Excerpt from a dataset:
▬▬▬▬▬▬

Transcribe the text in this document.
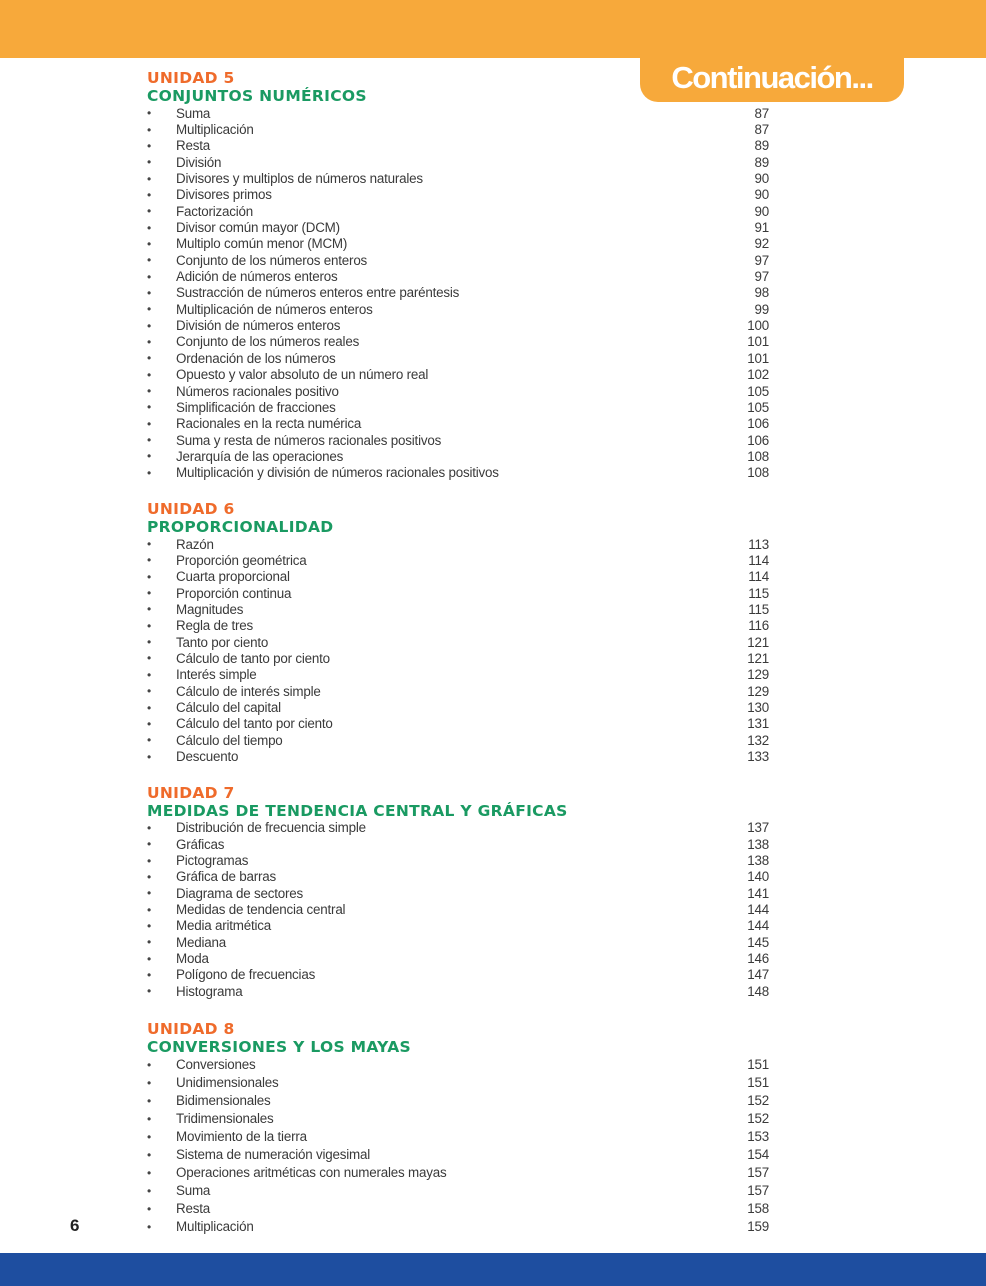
Continuación...
UNIDAD 5
CONJUNTOS NUMÉRICOS
•	Suma	87
•	Multiplicación	87
•	Resta	89
•	División	89
•	Divisores y multiplos de números naturales	90
•	Divisores primos	90
•	Factorización	90
•	Divisor común mayor (DCM)	91
•	Multiplo común menor (MCM)	92
•	Conjunto de los números enteros	97
•	Adición de números enteros	97
•	Sustracción de números enteros entre paréntesis	98
•	Multiplicación de números enteros	99
•	División de números enteros	100
•	Conjunto de los números reales	101
•	Ordenación de los números	101
•	Opuesto y valor absoluto de un número real	102
•	Números racionales positivo	105
•	Simplificación de fracciones	105
•	Racionales en la recta numérica	106
•	Suma y resta de números racionales positivos	106
•	Jerarquía de las operaciones	108
•	Multiplicación y división de números racionales positivos	108
UNIDAD 6
PROPORCIONALIDAD
•	Razón	113
•	Proporción geométrica	114
•	Cuarta proporcional	114
•	Proporción continua	115
•	Magnitudes	115
•	Regla de tres	116
•	Tanto por ciento	121
•	Cálculo de tanto por ciento	121
•	Interés simple	129
•	Cálculo de interés simple	129
•	Cálculo del capital	130
•	Cálculo del tanto por ciento	131
•	Cálculo del tiempo	132
•	Descuento	133
UNIDAD 7
MEDIDAS DE TENDENCIA CENTRAL Y GRÁFICAS
•	Distribución de frecuencia simple	137
•	Gráficas	138
•	Pictogramas	138
•	Gráfica de barras	140
•	Diagrama de sectores	141
•	Medidas de tendencia central	144
•	Media aritmética	144
•	Mediana	145
•	Moda	146
•	Polígono de frecuencias	147
•	Histograma	148
UNIDAD 8
CONVERSIONES Y LOS MAYAS
•	Conversiones	151
•	Unidimensionales	151
•	Bidimensionales	152
•	Tridimensionales	152
•	Movimiento de la tierra	153
•	Sistema de numeración vigesimal	154
•	Operaciones aritméticas con numerales mayas	157
•	Suma	157
•	Resta	158
•	Multiplicación	159
6
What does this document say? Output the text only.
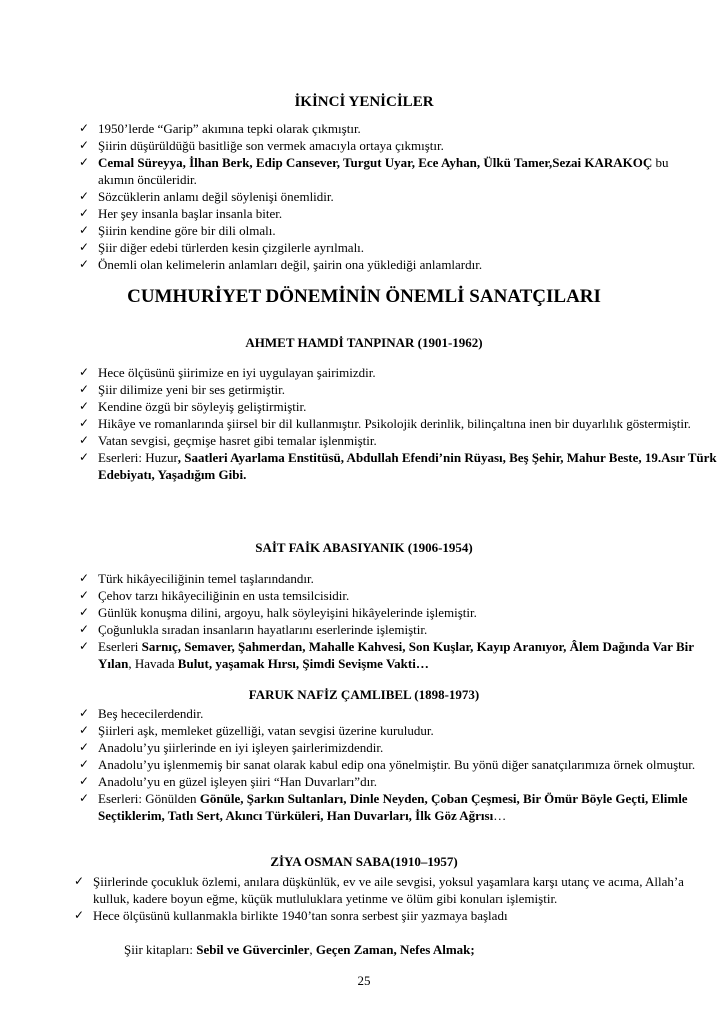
İKİNCİ YENİCİLER
✓ 1950’lerde “Garip” akımına tepki olarak çıkmıştır.
✓ Şiirin düşürüldüğü basitliğe son vermek amacıyla ortaya çıkmıştır.
✓ Cemal Süreyya, İlhan Berk, Edip Cansever, Turgut Uyar, Ece Ayhan, Ülkü Tamer,Sezai KARAKOÇ bu akımın öncüleridir.
✓ Sözcüklerin anlamı değil söylenişi önemlidir.
✓ Her şey insanla başlar insanla biter.
✓ Şiirin kendine göre bir dili olmalı.
✓ Şiir diğer edebi türlerden kesin çizgilerle ayrılmalı.
✓ Önemli olan kelimelerin anlamları değil, şairin ona yüklediği anlamlardır.
CUMHURİYET DÖNEMİNİN ÖNEMLİ SANATÇILARI
AHMET HAMDİ TANPINAR (1901-1962)
✓ Hece ölçüsünü şiirimize en iyi uygulayan şairimizdir.
✓ Şiir dilimize yeni bir ses getirmiştir.
✓ Kendine özgü bir söyleyiş geliştirmiştir.
✓ Hikâye ve romanlarında şiirsel bir dil kullanmıştır. Psikolojik derinlik, bilinçaltına inen bir duyarlılık göstermiştir.
✓ Vatan sevgisi, geçmişe hasret gibi temalar işlenmiştir.
✓ Eserleri: Huzur, Saatleri Ayarlama Enstitüsü, Abdullah Efendi’nin Rüyası, Beş Şehir, Mahur Beste, 19.Asır Türk Edebiyatı, Yaşadığım Gibi.
SAİT FAİK ABASIYANIK (1906-1954)
✓ Türk hikâyeciliğinin temel taşlarındandır.
✓ Çehov tarzı hikâyeciliğinin en usta temsilcisidir.
✓ Günlük konuşma dilini, argoyu, halk söyleyişini hikâyelerinde işlemiştir.
✓ Çoğunlukla sıradan insanların hayatlarını eserlerinde işlemiştir.
✓ Eserleri Sarnıç, Semaver, Şahmerdan, Mahalle Kahvesi, Son Kuşlar, Kayıp Aranıyor, Âlem Dağında Var Bir Yılan, Havada Bulut, yaşamak Hırsı, Şimdi Sevişme Vakti…
FARUK NAFİZ ÇAMLIBEL (1898-1973)
✓ Beş hececilerdendir.
✓ Şiirleri aşk, memleket güzelliği, vatan sevgisi üzerine kuruludur.
✓ Anadolu’yu şiirlerinde en iyi işleyen şairlerimizdendir.
✓ Anadolu’yu işlenmemiş bir sanat olarak kabul edip ona yönelmiştir. Bu yönü diğer sanatçılarımıza örnek olmuştur.
✓ Anadolu’yu en güzel işleyen şiiri “Han Duvarları”dır.
✓ Eserleri: Gönülden Gönüle, Şarkın Sultanları, Dinle Neyden, Çoban Çeşmesi, Bir Ömür Böyle Geçti, Elimle Seçtiklerim, Tatlı Sert, Akıncı Türküleri, Han Duvarları, İlk Göz Ağrısı…
ZİYA OSMAN SABA(1910–1957)
✓ Şiirlerinde çocukluk özlemi, anılara düşkünlük, ev ve aile sevgisi, yoksul yaşamlara karşı utanç ve acıma, Allah’a kulluk, kadere boyun eğme, küçük mutluluklara yetinme ve ölüm gibi konuları işlemiştir.
✓ Hece ölçüsünü kullanmakla birlikte 1940’tan sonra serbest şiir yazmaya başladı
Şiir kitapları: Sebil ve Güvercinler, Geçen Zaman, Nefes Almak;
25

▬▬▬▬▬▬

THE EXERCISE:
Copy every line of the records above that holds the word "this".

ANSWER IN FULL:
Transcribe the text in this document.
What does this document say? Output the text only.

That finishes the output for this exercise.